▶ The records
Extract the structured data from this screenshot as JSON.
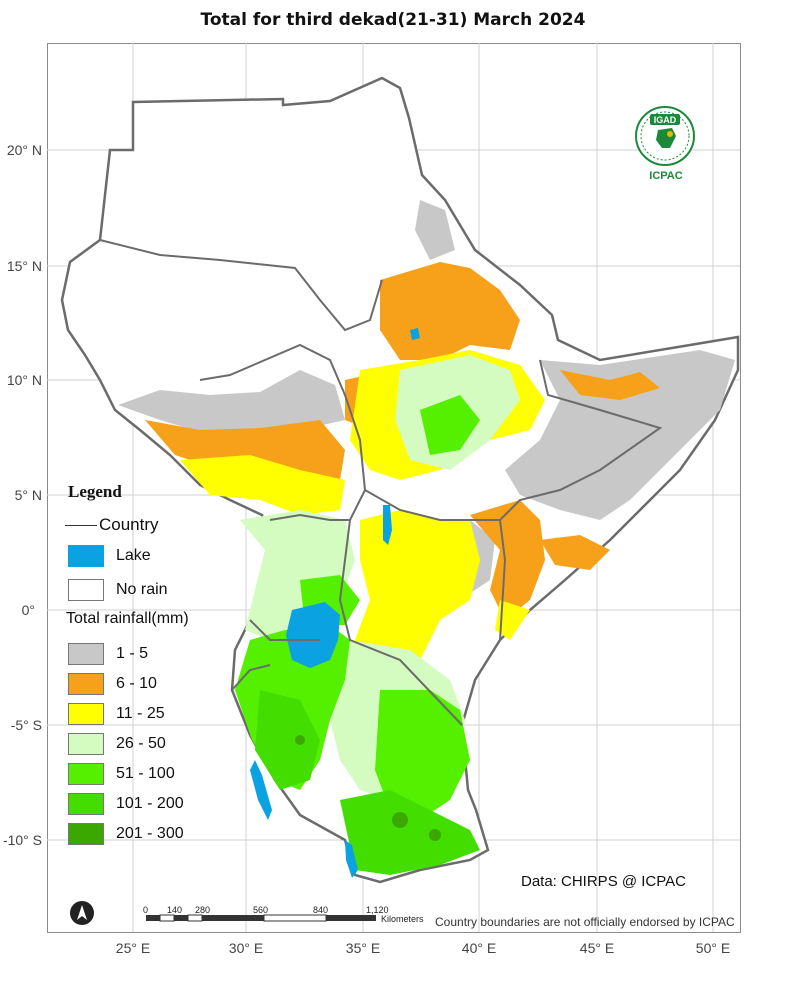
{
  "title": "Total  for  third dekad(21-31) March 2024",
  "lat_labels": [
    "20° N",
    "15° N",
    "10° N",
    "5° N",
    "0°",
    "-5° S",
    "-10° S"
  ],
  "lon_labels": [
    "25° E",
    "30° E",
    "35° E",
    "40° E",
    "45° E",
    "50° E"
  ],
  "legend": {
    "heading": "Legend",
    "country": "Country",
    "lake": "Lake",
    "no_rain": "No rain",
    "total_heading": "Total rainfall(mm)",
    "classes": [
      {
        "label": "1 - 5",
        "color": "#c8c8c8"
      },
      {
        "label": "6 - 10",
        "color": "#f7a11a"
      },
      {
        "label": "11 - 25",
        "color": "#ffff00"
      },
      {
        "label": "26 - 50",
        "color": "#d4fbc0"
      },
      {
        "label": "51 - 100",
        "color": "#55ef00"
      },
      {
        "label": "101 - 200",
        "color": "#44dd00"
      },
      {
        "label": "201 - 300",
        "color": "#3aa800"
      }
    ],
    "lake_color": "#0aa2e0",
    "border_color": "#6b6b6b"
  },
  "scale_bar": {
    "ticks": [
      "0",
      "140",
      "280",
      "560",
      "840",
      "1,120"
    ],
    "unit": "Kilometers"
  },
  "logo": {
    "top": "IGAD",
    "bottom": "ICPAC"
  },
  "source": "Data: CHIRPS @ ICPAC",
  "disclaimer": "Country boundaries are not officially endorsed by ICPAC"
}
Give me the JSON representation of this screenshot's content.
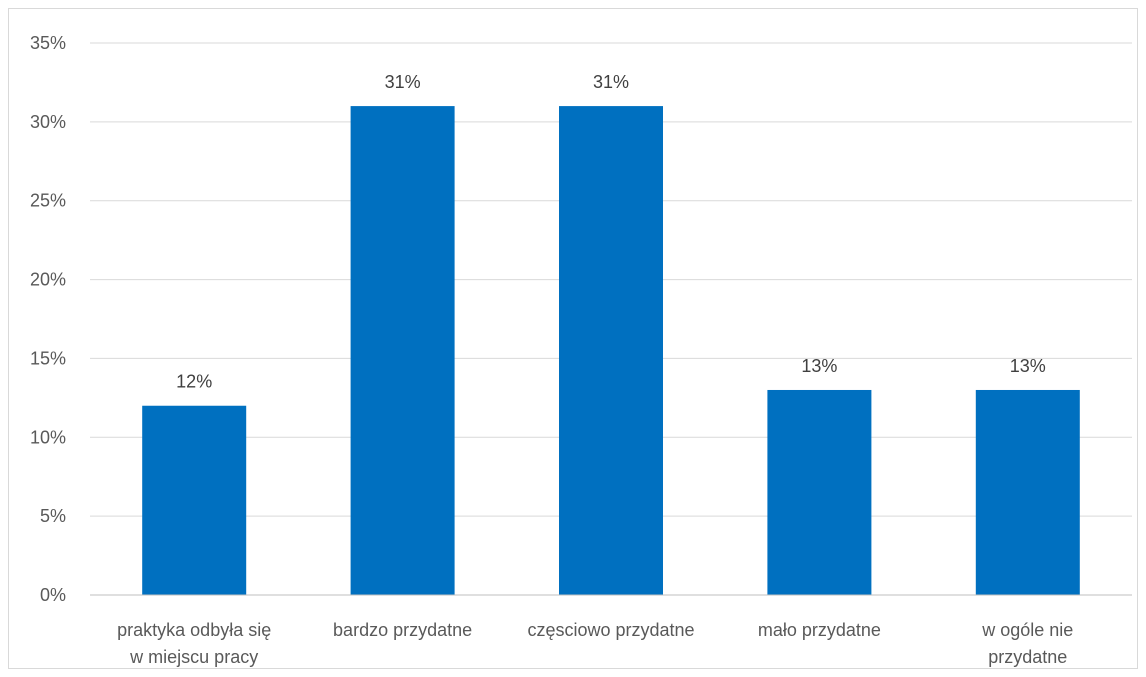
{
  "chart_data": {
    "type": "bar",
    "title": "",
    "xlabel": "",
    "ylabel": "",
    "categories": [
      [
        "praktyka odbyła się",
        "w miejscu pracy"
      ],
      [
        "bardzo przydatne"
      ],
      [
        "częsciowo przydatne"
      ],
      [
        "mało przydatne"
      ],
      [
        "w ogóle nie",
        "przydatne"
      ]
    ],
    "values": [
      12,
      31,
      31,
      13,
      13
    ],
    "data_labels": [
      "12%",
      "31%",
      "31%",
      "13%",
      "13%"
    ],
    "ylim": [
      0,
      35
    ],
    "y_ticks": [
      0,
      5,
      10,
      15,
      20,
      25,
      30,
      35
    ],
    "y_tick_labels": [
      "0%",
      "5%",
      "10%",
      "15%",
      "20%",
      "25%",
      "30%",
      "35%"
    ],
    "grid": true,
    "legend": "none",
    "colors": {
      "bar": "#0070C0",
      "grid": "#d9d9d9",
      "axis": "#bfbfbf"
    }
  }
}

▶ Problem statement
Take every line from the data above that holds "JSON" and copy it out.

▶ Expected answer
Extract the structured data from this screenshot as JSON.
Give me the JSON representation of this screenshot's content.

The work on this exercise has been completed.